■ Extract
*** Block opens ***

According to data from the US Department of Health and Human Services, 988 has fielded about 5 million calls, texts, and online chat messages in the year since its launch. About 20% of those calls were connected to the Veterans Crisis Line, which serves active duty personnel, veterans, and their families.

The great majority of American individuals are unaware that they can reach licensed counselors trained to de-escalate a crisis, provide emotional support, and connect them to other mental health resources by calling, texting, or chatting online to 988.

According to a poll published by the National Alliance on Mental Illness last month, more than 80% of Americans were either unfamiliar with or had never heard of the 988 Suicide and Crisis Lifeline. As a result, there is a growing need for additional crisis counselors.

According to a survey from last fall by CNN and the Kaiser Family Foundation, 90% of American adults are of the opinion that the United States is in the midst of a mental health crisis. Of all people, more than 20% rated their personal mental health as “fair” or “poor,” with particularly high rates among those under the age of 30, those who identify as LGBT, and those with incomes of less than $40,000.

*** Block closes ***

■ Problem description
Continue the text about the 988 Suicide and Crisis Lifeline, starting after its final sentence.

(Stored data entries)
*** Block opens ***

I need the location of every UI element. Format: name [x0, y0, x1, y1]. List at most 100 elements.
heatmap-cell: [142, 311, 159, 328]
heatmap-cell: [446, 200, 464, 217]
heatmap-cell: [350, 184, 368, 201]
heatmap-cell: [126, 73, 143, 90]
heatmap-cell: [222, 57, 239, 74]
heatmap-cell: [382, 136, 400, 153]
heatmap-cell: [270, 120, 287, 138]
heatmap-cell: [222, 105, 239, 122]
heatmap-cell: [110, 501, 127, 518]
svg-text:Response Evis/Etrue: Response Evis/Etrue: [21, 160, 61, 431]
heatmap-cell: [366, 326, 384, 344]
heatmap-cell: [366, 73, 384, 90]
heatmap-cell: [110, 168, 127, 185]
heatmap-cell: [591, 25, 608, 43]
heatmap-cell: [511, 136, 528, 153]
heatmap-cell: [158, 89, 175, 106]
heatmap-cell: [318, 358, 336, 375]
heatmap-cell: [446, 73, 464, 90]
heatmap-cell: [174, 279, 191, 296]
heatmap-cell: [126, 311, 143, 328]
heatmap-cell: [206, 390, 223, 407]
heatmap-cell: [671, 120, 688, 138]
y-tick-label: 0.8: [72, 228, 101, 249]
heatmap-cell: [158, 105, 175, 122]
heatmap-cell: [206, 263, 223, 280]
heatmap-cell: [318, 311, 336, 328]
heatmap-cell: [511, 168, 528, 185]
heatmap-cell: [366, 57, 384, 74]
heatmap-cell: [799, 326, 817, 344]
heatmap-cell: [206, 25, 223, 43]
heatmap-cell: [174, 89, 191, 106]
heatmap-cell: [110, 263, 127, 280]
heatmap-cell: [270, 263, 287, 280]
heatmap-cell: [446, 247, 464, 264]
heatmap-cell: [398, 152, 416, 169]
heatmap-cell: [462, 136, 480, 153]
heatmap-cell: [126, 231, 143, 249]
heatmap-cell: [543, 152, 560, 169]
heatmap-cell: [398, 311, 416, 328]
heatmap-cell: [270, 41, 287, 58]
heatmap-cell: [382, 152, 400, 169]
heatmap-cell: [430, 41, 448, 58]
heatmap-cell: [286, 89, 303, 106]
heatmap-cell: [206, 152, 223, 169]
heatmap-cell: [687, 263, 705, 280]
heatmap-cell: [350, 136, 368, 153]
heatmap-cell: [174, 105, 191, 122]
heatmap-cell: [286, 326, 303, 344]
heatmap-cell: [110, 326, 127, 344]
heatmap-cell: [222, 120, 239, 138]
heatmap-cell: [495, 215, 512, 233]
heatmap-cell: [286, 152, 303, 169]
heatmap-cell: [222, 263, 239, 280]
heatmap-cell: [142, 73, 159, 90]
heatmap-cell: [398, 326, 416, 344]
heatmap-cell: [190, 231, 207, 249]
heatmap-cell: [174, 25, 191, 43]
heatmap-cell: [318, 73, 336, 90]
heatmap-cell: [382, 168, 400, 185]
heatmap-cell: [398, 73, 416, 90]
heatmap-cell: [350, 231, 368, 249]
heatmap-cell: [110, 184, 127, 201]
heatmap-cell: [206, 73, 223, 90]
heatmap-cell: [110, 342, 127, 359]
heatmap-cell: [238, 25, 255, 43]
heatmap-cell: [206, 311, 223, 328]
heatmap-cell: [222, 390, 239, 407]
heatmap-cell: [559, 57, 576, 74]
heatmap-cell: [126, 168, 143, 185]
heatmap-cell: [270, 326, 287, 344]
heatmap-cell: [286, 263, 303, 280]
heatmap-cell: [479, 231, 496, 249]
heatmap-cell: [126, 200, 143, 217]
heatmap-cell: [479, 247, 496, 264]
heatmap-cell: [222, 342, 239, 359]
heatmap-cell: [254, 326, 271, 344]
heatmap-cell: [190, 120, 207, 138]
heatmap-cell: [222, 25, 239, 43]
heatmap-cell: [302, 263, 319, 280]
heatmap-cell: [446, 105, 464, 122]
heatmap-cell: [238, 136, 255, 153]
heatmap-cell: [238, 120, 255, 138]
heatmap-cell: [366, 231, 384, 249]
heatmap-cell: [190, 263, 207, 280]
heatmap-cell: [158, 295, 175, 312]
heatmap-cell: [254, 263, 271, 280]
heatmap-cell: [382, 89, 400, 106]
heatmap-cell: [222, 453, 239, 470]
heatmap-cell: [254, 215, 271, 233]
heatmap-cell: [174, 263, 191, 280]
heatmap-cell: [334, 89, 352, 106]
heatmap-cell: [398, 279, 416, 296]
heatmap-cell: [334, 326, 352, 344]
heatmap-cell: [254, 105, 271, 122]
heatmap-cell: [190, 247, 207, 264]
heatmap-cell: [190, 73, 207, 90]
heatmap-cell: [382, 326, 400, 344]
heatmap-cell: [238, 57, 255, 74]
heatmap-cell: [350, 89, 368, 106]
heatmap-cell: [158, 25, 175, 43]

*** Block closes ***

■ Reply to the exercise
More than half of LGBT people and those under the age of 30 reported experiencing constant or frequent anxiety within the preceding year. About 20% of individuals also reported feeling lonely or depressed frequently or always over the past year. There are things everyone can do to help people who are struggling, Houry said.

“Asking and talking about suicide is really important. … If somebody does say that they’re thinking about suicide, really help keep them safe. If you have medicines or a firearm in the home, make sure that those are secured. Be there. If you ask somebody about it, they disclose any stressors, you’ve gotta be there for them. And that really helps them prove and increase that connectedness and then help them connect, whether it’s to a medical professional, a psychiatrist or 988. And then follow up. … If you’ve reached out to a friend or a family member and done this, follow up and see how they’re doing.”